* start Dataset records *

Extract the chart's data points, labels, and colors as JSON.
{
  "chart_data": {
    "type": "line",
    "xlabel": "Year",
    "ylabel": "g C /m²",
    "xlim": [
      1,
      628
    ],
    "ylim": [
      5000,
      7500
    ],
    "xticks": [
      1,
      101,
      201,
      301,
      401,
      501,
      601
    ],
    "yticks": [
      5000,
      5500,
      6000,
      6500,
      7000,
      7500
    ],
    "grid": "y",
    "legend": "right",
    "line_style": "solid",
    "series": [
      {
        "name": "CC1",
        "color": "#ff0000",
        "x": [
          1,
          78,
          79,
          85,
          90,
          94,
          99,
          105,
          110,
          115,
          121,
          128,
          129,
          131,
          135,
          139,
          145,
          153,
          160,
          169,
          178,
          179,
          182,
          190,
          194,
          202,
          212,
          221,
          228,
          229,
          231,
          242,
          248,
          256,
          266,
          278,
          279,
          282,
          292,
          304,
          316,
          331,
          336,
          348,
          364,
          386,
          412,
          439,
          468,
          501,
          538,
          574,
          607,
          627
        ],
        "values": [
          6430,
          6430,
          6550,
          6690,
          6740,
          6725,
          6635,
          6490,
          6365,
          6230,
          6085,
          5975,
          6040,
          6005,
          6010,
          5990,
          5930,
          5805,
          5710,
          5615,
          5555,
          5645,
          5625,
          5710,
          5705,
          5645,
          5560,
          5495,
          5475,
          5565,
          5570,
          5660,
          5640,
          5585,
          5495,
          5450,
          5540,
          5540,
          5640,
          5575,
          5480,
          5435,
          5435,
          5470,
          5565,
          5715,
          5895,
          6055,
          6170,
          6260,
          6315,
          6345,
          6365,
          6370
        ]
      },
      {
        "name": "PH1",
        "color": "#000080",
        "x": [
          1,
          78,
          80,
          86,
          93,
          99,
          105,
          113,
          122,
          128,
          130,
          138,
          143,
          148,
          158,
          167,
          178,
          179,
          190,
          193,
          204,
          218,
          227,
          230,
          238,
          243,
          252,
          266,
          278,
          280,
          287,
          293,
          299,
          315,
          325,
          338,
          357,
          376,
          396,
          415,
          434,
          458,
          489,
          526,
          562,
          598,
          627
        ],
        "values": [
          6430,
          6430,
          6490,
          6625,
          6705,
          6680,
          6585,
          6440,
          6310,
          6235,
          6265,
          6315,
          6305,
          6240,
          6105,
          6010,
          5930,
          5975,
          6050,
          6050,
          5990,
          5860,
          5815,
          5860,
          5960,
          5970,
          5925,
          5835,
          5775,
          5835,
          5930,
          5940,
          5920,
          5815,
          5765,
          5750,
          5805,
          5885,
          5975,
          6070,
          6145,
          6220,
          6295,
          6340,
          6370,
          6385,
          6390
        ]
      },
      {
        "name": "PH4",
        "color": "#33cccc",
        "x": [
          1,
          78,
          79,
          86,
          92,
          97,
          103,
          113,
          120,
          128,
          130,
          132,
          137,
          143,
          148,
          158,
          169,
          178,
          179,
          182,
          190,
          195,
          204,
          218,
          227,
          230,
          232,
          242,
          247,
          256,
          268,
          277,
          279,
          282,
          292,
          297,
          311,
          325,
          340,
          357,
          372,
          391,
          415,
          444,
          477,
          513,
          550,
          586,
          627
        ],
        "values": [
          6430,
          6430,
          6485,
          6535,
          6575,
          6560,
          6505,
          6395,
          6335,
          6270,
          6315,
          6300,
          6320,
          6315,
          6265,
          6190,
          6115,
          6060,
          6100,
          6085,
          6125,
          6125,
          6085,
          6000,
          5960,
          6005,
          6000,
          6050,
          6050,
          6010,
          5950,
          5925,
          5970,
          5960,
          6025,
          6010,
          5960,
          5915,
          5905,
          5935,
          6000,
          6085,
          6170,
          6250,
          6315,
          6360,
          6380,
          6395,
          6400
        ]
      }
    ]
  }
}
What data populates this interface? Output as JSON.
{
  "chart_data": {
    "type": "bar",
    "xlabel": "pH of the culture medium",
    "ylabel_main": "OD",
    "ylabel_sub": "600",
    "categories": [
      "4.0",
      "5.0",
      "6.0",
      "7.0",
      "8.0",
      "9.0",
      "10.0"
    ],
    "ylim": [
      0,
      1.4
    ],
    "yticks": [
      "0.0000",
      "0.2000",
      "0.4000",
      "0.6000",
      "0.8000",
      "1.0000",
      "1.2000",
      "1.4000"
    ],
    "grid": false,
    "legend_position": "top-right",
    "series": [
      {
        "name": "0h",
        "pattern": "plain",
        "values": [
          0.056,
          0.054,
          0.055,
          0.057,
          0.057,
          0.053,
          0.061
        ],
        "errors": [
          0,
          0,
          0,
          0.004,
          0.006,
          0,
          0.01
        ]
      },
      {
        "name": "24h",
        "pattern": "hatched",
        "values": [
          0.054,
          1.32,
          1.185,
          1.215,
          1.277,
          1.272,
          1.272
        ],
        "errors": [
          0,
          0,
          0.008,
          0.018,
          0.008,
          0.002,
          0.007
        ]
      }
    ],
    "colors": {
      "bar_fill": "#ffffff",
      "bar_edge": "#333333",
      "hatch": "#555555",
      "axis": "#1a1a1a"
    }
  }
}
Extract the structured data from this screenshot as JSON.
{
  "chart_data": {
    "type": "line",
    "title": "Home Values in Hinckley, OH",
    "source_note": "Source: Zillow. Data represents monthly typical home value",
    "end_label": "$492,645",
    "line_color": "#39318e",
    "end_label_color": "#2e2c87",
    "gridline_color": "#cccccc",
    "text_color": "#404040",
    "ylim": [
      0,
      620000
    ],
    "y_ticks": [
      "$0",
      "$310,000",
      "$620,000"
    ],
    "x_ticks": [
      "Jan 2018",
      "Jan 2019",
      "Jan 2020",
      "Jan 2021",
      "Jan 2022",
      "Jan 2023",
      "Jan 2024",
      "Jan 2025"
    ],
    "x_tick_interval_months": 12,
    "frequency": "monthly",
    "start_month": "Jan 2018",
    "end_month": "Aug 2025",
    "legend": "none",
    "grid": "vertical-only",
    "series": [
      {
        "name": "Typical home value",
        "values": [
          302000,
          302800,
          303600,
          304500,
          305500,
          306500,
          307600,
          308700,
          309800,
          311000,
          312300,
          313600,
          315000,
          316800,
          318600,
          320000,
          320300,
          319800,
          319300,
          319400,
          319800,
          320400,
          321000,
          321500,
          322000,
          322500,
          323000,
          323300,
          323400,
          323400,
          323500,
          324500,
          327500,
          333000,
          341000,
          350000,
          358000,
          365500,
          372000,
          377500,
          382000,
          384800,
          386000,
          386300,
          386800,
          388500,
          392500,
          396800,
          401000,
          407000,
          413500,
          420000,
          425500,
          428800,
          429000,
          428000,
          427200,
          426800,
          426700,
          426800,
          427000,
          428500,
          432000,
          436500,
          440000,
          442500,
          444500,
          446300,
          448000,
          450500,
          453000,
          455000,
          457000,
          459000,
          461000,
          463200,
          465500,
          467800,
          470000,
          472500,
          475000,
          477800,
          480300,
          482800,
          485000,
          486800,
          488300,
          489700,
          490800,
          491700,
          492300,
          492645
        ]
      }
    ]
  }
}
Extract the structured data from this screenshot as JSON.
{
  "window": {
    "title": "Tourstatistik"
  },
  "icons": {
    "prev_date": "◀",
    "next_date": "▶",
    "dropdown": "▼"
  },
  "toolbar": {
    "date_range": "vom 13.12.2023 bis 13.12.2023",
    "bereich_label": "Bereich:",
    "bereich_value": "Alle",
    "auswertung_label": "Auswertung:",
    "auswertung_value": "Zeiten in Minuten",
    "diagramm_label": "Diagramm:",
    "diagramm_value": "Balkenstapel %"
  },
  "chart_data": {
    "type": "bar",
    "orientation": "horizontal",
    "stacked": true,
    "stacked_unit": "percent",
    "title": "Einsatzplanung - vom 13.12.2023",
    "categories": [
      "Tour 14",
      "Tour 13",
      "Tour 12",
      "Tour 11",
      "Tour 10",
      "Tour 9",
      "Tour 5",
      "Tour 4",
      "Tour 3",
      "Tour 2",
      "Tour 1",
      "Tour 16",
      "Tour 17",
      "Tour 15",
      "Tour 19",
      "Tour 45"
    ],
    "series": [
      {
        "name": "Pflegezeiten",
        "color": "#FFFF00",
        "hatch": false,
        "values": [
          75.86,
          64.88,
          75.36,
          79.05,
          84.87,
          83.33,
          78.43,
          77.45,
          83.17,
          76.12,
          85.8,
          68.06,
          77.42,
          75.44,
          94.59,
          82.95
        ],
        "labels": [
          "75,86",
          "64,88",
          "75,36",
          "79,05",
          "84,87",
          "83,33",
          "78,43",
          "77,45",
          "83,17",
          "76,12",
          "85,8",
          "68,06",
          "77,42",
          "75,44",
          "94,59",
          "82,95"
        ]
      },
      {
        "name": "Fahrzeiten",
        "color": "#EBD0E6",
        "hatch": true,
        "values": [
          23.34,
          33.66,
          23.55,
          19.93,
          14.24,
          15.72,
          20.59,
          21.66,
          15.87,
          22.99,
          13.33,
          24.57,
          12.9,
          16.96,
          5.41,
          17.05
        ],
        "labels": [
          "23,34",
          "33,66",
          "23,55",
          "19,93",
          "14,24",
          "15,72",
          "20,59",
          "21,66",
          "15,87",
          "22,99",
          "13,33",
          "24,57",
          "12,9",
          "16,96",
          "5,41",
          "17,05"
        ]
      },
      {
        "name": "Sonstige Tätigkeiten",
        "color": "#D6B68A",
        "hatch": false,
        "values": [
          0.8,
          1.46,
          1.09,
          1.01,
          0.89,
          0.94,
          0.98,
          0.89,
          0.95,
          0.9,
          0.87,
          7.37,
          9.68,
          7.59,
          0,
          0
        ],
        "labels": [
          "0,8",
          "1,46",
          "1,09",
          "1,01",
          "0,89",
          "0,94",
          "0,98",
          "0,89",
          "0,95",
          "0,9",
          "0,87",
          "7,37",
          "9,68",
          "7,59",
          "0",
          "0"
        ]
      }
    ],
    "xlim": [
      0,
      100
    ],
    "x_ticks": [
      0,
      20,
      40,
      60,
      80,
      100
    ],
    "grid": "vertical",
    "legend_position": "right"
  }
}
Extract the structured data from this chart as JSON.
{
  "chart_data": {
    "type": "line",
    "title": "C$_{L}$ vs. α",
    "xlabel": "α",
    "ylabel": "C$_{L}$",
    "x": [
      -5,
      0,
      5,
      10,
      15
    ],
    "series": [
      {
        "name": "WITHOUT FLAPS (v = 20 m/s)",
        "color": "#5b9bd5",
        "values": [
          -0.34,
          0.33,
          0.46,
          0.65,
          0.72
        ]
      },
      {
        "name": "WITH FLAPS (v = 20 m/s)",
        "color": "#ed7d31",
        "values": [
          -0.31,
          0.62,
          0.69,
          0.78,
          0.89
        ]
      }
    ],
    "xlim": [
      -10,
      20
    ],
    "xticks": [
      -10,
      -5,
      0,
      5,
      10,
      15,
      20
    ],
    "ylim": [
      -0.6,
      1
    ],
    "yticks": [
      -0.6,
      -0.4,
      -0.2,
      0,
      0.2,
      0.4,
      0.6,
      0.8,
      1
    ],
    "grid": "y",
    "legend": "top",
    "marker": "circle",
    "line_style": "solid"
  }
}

* end Dataset records *

Tally up the lines in the preceding listing that contain the string "title". Respond with the number and nothing else.

4